- **THE EXERCISE**: Comb through the entries for "Uniform" and pull out each line that holds it.

[Data excerpts]

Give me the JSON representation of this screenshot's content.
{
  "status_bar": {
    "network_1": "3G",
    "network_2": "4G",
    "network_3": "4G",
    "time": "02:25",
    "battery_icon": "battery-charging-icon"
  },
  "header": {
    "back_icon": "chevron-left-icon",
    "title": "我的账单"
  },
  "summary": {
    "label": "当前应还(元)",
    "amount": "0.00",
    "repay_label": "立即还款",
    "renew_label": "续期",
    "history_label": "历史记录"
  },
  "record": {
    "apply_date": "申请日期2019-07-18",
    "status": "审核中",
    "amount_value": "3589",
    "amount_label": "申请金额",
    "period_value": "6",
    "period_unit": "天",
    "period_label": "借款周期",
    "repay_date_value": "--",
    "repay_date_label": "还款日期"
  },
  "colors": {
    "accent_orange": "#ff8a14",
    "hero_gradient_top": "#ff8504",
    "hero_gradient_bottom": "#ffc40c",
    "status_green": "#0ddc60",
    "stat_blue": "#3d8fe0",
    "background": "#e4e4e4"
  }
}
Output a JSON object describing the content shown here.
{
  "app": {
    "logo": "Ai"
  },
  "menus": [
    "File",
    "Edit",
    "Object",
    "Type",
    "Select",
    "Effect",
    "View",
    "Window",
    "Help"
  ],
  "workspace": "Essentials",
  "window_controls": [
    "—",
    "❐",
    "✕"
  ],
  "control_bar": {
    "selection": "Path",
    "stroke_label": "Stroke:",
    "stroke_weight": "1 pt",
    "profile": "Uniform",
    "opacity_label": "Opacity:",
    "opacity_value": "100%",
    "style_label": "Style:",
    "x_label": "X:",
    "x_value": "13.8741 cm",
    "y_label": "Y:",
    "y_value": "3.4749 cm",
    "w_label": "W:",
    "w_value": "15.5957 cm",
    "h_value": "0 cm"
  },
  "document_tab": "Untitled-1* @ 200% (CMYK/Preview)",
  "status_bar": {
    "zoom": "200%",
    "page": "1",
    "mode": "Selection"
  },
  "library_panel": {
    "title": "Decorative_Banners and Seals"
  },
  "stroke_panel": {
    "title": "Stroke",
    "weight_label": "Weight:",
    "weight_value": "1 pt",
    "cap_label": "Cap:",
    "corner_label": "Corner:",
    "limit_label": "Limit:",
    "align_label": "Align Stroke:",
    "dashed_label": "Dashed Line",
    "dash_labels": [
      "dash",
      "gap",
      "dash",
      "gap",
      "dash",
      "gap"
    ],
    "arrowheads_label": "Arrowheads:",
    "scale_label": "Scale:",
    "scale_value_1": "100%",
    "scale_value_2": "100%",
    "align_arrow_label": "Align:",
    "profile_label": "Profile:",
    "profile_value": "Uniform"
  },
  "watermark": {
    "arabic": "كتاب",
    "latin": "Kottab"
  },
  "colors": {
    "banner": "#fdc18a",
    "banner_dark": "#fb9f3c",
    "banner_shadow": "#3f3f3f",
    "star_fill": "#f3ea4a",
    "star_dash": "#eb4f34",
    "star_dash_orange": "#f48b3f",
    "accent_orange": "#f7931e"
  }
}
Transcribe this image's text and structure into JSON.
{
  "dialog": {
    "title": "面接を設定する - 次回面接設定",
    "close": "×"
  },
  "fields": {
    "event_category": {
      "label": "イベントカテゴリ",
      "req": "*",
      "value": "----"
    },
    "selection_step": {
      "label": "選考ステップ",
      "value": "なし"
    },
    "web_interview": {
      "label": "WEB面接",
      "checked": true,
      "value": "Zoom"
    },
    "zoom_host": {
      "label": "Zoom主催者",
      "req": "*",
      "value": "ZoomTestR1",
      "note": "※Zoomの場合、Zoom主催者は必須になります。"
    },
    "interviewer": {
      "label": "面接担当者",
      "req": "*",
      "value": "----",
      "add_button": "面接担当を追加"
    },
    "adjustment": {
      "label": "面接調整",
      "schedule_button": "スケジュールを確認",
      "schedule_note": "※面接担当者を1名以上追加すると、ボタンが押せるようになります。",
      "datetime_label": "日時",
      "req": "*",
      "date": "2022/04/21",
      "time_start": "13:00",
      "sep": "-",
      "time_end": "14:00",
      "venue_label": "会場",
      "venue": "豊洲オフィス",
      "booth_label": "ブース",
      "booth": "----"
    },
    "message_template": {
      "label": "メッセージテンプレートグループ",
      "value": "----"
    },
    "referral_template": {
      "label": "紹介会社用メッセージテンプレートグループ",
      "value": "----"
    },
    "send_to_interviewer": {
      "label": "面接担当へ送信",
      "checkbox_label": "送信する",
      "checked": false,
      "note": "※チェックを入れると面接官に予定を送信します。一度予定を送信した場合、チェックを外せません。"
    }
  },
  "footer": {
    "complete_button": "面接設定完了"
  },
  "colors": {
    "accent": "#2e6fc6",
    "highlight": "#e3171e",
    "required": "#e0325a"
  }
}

- **RESULT**:
    "profile": "Uniform",
    "profile_value": "Uniform"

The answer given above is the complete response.